「anchor-bolt — [339, 42, 359, 516]」を含む行から「lifting-bracket — [221, 485, 229, 521]」を含む行までを、「anchor-bolt」を「anchor-rod」に置き換えて更新してください。ほかの部分はそのまま残し、この範囲の行だけを示してください。

(要素の位置の記録)
---+---

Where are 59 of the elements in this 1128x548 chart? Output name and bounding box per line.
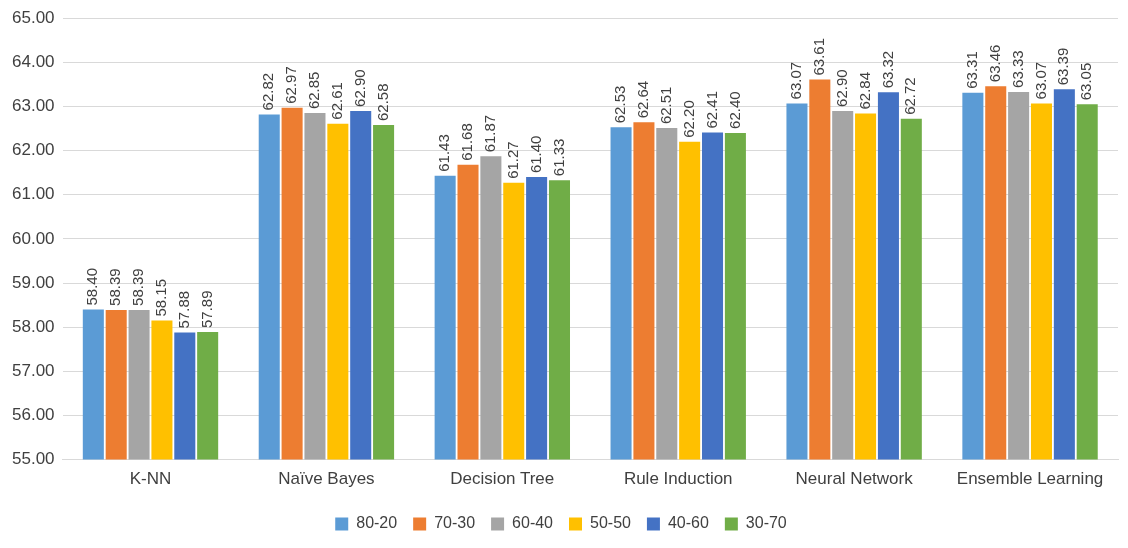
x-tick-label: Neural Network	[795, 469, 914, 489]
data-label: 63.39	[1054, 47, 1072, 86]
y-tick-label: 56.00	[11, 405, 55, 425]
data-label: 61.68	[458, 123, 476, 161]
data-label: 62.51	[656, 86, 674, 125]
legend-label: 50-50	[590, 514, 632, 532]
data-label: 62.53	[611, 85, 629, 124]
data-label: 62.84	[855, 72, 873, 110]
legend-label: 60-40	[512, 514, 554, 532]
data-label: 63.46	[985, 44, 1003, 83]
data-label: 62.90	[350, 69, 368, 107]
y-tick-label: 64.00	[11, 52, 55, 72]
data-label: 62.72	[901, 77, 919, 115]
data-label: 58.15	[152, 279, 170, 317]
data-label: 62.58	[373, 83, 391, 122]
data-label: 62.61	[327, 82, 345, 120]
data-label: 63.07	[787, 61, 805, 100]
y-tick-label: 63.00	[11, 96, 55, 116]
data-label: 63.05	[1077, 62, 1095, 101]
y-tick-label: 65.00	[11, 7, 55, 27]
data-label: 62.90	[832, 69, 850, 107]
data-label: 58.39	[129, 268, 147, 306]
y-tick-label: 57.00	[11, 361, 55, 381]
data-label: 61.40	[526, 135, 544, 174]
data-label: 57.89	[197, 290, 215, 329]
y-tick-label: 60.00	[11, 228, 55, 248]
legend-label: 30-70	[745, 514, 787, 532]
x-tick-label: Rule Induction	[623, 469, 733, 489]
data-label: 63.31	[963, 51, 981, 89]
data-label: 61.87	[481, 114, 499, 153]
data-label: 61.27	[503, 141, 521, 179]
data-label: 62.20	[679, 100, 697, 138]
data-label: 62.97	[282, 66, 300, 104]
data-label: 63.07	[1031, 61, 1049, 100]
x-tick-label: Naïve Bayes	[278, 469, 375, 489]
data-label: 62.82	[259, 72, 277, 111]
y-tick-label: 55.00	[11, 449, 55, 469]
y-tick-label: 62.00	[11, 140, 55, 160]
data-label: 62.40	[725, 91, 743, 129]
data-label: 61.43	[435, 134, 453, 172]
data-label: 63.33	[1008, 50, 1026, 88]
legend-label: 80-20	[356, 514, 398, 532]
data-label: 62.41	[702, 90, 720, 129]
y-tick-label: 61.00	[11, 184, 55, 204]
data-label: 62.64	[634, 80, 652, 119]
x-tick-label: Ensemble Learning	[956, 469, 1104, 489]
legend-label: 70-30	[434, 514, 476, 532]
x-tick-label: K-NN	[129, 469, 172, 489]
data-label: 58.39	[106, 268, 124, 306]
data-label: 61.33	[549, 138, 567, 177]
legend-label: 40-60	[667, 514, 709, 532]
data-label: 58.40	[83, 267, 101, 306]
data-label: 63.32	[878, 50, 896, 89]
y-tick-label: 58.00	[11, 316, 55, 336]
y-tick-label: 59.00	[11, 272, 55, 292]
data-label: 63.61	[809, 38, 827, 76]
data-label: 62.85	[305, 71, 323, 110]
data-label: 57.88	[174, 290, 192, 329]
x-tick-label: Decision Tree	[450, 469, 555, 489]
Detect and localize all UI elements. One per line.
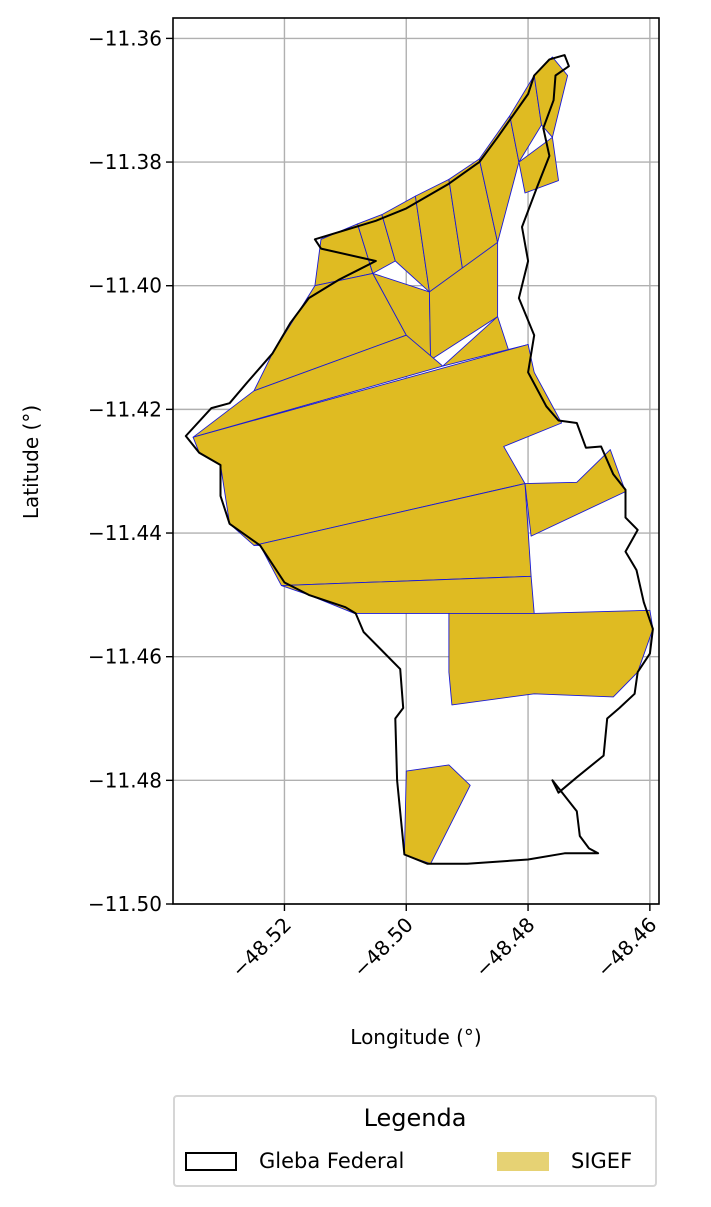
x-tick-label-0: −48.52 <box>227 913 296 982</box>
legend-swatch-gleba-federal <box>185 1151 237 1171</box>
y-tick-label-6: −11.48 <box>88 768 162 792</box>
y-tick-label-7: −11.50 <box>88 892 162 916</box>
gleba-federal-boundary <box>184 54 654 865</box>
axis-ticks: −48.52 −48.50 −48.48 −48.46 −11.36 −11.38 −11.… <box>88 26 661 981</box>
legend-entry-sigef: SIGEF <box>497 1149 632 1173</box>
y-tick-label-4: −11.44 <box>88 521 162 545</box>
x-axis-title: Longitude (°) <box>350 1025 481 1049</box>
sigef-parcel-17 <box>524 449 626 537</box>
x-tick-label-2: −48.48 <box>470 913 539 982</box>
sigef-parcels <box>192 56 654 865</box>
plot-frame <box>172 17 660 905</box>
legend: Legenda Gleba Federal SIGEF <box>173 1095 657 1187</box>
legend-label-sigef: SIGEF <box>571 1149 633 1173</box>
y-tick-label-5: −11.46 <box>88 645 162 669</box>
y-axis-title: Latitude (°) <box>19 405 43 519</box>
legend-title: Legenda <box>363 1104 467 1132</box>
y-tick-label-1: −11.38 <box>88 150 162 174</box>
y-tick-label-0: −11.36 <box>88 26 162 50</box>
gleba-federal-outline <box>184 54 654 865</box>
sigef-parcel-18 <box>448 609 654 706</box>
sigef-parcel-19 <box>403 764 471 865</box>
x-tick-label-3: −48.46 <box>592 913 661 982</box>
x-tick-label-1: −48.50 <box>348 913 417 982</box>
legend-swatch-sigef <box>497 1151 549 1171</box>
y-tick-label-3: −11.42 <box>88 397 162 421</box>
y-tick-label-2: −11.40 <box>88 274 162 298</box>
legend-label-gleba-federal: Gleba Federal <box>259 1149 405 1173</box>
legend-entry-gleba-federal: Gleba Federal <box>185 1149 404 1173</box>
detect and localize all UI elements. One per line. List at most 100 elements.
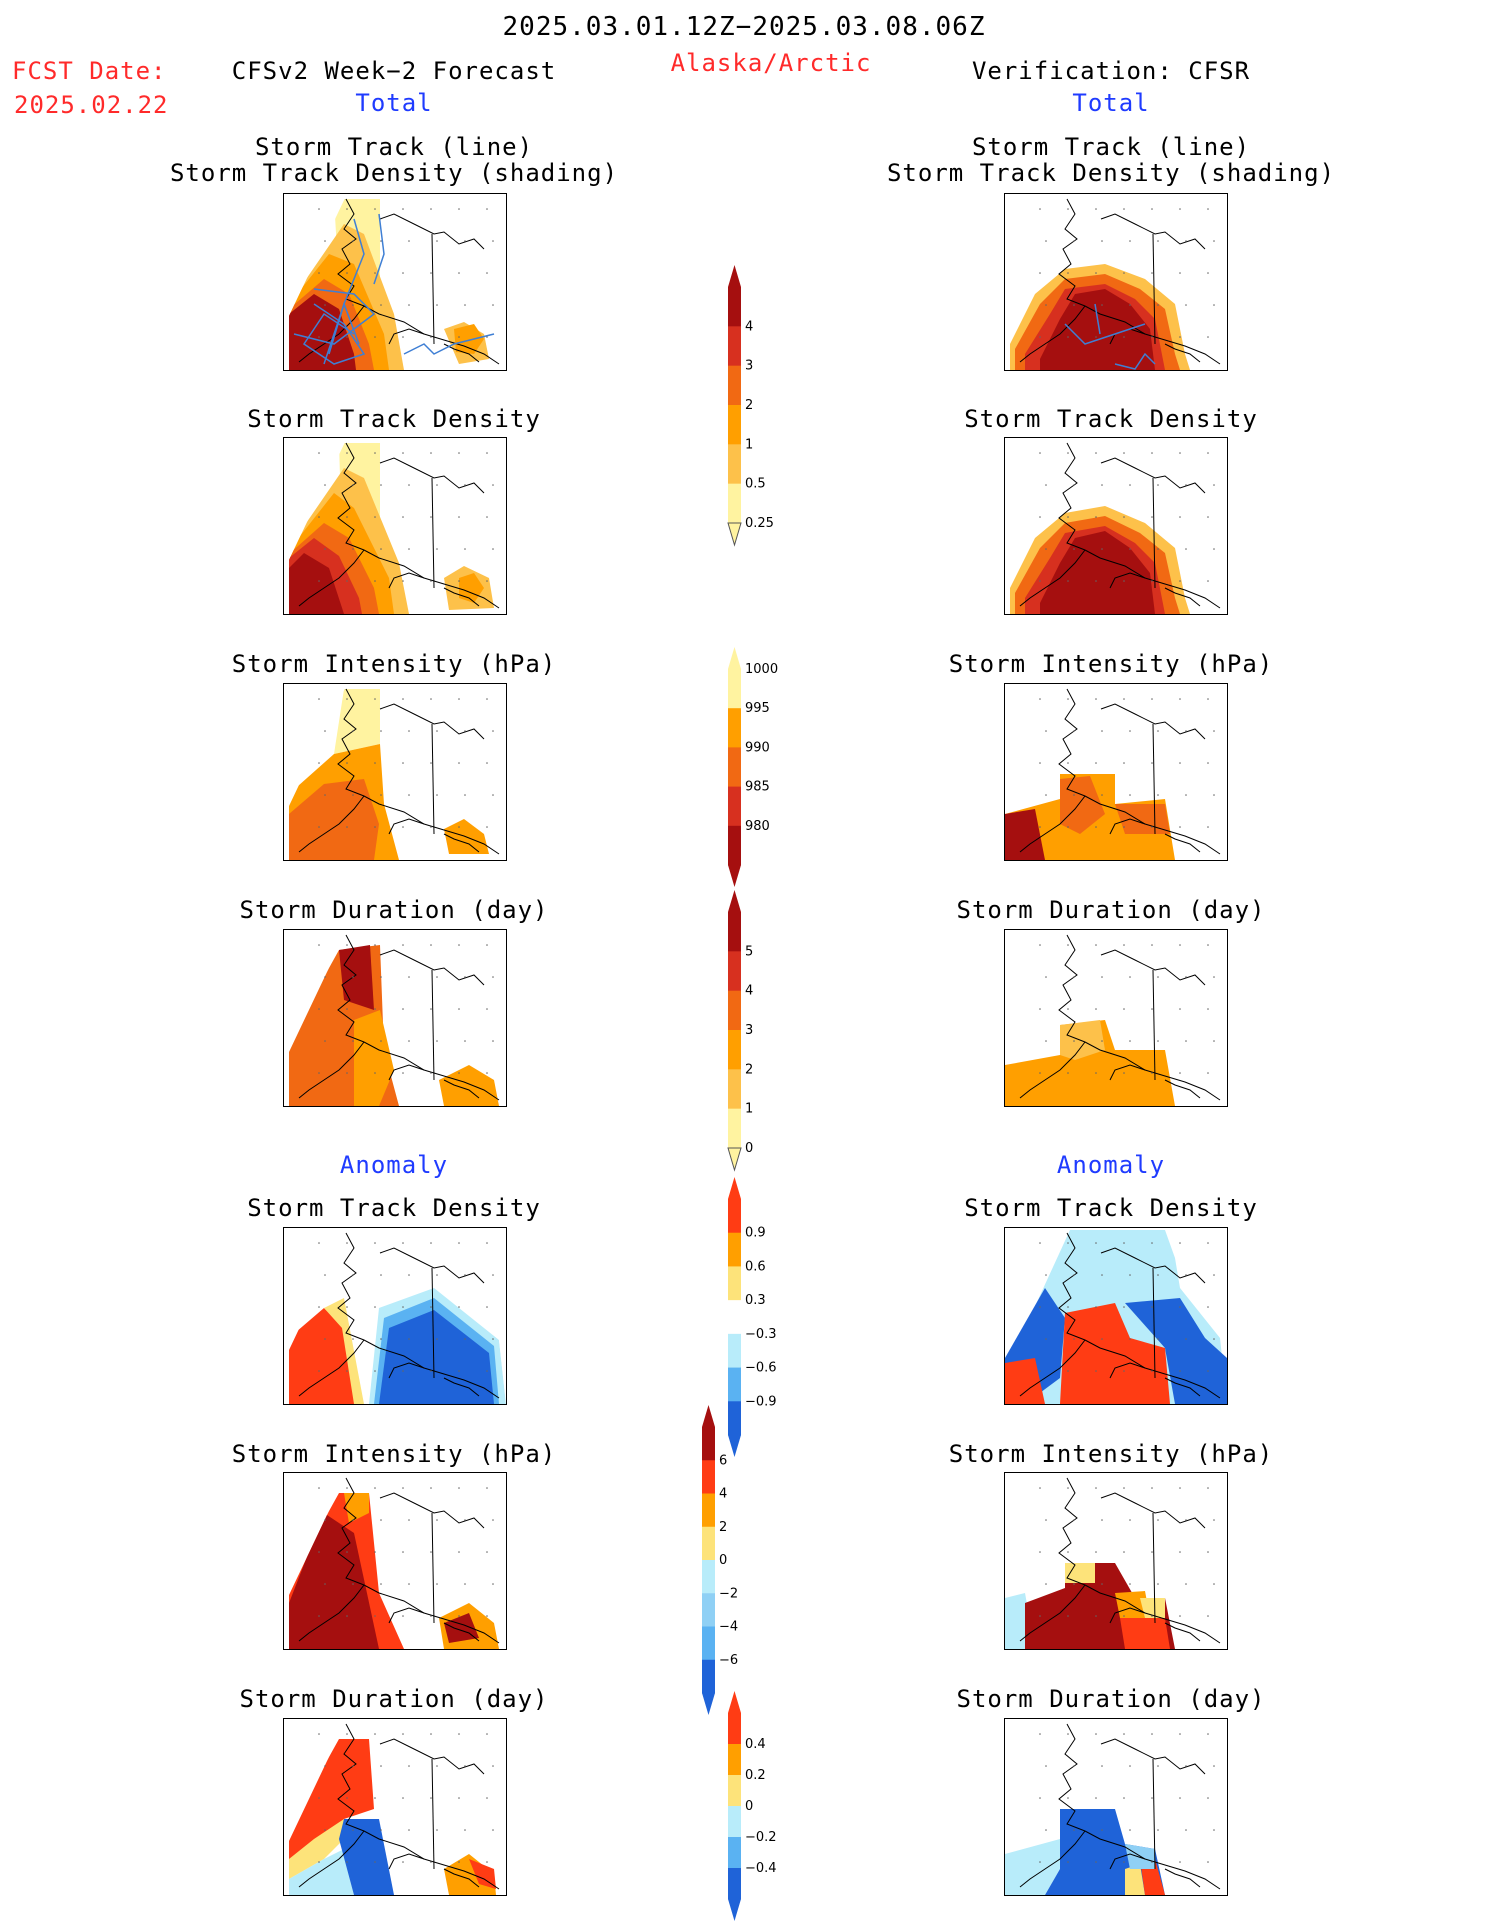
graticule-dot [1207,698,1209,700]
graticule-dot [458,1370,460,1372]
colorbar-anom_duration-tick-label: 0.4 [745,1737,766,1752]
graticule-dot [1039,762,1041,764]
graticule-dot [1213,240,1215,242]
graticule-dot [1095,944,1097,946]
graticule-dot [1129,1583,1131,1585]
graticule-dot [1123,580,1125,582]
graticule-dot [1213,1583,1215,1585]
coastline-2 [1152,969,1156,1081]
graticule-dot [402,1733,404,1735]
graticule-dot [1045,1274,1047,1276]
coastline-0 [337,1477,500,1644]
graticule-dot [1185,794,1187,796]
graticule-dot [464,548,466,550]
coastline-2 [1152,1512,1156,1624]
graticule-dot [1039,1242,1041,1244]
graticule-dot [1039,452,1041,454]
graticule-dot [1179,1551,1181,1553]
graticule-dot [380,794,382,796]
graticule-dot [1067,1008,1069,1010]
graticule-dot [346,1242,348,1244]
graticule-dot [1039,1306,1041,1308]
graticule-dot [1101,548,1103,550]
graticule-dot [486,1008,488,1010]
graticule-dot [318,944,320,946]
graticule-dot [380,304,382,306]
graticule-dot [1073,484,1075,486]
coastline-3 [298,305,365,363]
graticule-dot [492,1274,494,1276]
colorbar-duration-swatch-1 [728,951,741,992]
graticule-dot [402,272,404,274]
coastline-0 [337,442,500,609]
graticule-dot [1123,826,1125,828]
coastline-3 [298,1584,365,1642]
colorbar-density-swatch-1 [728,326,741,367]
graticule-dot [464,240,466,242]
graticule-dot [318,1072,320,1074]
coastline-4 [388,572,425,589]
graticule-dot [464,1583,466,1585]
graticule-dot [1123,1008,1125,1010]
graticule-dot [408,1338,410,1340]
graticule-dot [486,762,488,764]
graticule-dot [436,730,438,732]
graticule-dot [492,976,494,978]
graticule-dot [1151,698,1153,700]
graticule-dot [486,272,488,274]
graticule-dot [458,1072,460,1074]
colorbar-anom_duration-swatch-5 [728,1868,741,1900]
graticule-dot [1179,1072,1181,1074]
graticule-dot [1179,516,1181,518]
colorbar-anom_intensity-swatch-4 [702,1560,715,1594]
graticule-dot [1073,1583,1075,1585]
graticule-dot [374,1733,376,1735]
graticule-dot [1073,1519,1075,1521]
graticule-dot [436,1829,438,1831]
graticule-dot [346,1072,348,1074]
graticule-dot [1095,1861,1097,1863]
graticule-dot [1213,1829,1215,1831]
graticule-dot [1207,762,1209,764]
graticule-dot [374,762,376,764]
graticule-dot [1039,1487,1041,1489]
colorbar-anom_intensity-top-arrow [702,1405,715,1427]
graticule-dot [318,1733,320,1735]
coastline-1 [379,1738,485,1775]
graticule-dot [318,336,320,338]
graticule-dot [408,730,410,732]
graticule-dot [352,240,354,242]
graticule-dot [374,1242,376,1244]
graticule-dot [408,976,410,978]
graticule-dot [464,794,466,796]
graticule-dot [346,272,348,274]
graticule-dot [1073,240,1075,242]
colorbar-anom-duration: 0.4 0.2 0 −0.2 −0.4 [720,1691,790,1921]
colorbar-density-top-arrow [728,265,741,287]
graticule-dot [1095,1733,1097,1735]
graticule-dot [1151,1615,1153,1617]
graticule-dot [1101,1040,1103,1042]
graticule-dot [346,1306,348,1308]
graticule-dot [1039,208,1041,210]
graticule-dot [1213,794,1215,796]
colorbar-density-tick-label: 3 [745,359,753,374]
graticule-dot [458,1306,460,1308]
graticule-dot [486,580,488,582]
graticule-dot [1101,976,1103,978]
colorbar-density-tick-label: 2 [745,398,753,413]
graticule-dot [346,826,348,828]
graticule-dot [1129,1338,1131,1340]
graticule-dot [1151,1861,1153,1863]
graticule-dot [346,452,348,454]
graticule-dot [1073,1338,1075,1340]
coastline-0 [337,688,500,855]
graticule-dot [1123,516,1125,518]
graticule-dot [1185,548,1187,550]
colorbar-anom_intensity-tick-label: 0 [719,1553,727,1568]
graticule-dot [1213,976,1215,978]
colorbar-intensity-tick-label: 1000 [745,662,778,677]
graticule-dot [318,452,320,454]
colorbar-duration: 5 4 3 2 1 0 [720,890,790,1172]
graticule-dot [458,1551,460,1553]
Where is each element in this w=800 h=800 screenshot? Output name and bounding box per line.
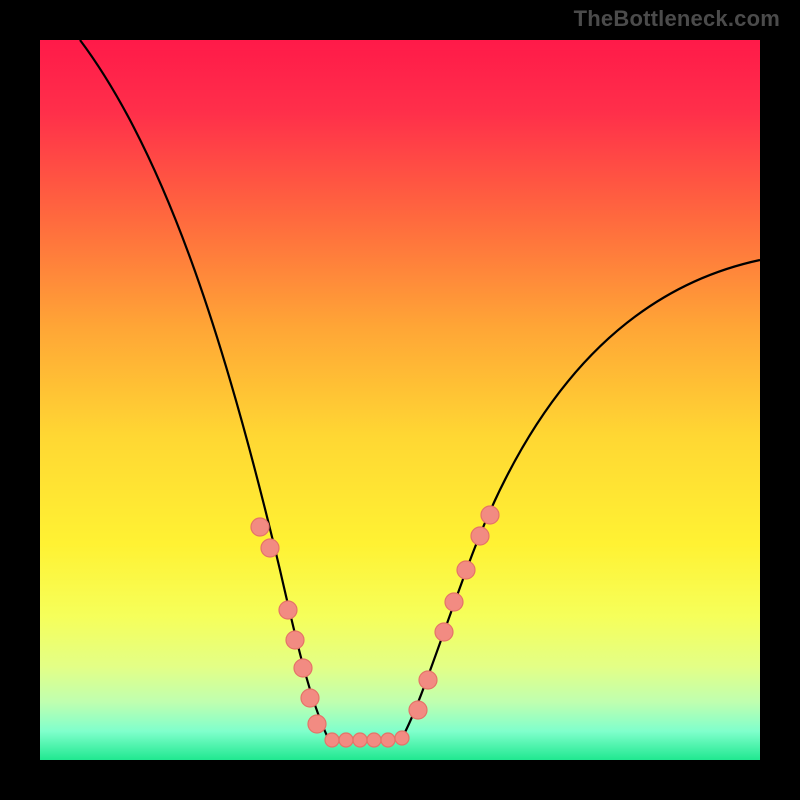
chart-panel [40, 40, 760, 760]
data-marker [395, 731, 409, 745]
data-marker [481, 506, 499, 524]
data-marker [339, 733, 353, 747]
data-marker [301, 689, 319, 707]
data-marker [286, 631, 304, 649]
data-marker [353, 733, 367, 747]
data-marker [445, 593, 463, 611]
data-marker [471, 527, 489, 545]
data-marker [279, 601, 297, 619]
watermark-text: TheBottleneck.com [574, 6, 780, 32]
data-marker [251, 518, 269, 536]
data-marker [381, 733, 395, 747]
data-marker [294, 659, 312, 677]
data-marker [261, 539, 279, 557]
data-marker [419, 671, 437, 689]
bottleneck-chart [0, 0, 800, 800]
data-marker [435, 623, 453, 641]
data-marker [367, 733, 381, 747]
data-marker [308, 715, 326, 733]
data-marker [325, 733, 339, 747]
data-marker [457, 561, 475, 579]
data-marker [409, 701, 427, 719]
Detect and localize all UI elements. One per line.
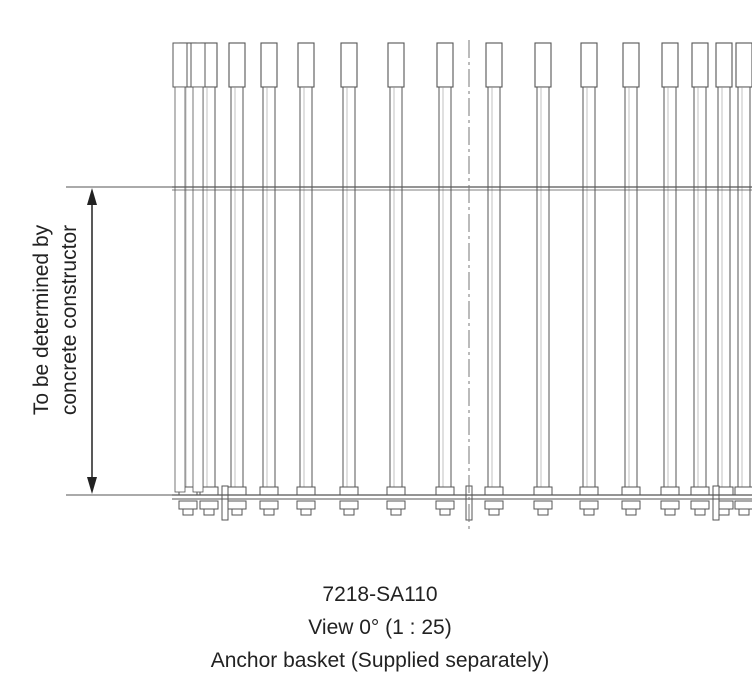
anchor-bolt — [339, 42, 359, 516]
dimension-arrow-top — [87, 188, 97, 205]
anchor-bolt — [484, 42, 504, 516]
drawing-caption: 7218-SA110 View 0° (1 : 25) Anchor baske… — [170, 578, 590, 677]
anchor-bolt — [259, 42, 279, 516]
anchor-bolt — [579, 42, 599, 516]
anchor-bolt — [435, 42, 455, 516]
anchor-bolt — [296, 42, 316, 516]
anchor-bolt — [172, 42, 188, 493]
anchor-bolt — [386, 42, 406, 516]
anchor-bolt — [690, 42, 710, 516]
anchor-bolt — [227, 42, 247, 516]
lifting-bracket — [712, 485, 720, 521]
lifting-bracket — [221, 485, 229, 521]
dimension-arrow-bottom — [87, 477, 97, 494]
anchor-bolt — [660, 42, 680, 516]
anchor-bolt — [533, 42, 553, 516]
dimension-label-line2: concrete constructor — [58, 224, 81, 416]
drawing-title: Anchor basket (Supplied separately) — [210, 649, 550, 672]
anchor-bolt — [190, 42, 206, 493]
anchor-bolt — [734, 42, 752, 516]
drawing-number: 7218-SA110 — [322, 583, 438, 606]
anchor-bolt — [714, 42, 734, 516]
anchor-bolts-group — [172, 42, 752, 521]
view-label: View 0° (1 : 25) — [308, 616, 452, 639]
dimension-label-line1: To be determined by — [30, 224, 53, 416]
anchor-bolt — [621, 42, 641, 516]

---+---

▸ 回答
anchor-rod — [339, 42, 359, 516]
dimension-arrow-top — [87, 188, 97, 205]
anchor-rod — [484, 42, 504, 516]
drawing-caption: 7218-SA110 View 0° (1 : 25) Anchor baske… — [170, 578, 590, 677]
anchor-rod — [259, 42, 279, 516]
anchor-rod — [579, 42, 599, 516]
anchor-rod — [435, 42, 455, 516]
anchor-rod — [296, 42, 316, 516]
anchor-rod — [172, 42, 188, 493]
anchor-rod — [386, 42, 406, 516]
anchor-rod — [690, 42, 710, 516]
anchor-rod — [227, 42, 247, 516]
lifting-bracket — [712, 485, 720, 521]
lifting-bracket — [221, 485, 229, 521]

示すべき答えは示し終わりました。